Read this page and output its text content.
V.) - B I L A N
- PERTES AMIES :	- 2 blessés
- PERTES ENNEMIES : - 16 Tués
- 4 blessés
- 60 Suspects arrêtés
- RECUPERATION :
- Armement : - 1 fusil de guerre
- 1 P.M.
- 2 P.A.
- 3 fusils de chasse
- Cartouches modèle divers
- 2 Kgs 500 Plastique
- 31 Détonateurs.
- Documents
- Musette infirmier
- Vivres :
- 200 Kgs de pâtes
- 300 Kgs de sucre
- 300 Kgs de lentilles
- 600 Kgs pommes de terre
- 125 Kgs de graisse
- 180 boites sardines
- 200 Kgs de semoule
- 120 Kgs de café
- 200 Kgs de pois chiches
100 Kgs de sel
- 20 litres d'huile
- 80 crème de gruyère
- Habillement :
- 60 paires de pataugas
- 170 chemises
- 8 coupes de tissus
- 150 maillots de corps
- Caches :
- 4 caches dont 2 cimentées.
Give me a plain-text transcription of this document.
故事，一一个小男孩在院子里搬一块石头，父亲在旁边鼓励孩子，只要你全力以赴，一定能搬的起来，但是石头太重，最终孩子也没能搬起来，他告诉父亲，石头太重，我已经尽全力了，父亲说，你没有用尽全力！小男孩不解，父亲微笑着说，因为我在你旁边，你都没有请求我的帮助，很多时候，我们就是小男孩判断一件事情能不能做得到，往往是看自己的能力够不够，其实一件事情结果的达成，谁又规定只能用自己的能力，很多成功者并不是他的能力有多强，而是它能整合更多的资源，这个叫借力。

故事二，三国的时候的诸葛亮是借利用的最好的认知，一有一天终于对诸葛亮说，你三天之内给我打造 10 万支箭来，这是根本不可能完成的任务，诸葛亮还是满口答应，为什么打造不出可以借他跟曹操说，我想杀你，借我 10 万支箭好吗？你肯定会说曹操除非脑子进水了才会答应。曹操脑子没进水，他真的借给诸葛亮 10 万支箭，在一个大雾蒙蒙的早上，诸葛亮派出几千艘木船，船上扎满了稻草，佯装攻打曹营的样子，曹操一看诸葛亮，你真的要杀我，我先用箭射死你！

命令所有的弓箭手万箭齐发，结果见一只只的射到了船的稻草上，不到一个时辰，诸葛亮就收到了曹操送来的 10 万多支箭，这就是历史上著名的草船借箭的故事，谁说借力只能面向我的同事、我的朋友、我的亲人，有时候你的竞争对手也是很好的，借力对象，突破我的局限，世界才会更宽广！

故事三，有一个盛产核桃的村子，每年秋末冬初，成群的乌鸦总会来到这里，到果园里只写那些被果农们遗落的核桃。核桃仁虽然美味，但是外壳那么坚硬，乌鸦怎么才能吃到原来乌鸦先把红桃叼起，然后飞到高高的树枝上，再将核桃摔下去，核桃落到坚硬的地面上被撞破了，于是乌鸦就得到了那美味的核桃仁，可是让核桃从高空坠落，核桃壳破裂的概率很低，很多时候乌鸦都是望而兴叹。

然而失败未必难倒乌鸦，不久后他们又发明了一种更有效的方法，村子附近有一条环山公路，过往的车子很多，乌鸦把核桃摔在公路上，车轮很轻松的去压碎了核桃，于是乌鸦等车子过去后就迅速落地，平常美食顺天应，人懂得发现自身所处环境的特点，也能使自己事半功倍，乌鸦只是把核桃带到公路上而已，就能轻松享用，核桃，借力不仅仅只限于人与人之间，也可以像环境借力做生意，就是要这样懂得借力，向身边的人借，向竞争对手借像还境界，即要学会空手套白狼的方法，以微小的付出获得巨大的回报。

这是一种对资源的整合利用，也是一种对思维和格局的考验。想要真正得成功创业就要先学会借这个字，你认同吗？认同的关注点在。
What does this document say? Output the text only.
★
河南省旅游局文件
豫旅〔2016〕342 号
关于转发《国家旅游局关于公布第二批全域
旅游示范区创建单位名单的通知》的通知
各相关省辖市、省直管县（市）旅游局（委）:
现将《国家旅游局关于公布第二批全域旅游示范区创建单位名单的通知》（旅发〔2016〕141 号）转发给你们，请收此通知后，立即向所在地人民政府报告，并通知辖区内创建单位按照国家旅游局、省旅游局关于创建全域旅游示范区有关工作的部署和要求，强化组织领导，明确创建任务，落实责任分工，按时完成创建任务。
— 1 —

================================

Task to complete: Write out once more the lines above beginning at the line with "What does this"; continue through the final line and stop there.

Result of this exercise:
What does this document say? Output the text only.
★
河南省旅游局文件
豫旅〔2016〕342 号
关于转发《国家旅游局关于公布第二批全域
旅游示范区创建单位名单的通知》的通知
各相关省辖市、省直管县（市）旅游局（委）:
现将《国家旅游局关于公布第二批全域旅游示范区创建单位名单的通知》（旅发〔2016〕141 号）转发给你们，请收此通知后，立即向所在地人民政府报告，并通知辖区内创建单位按照国家旅游局、省旅游局关于创建全域旅游示范区有关工作的部署和要求，强化组织领导，明确创建任务，落实责任分工，按时完成创建任务。
— 1 —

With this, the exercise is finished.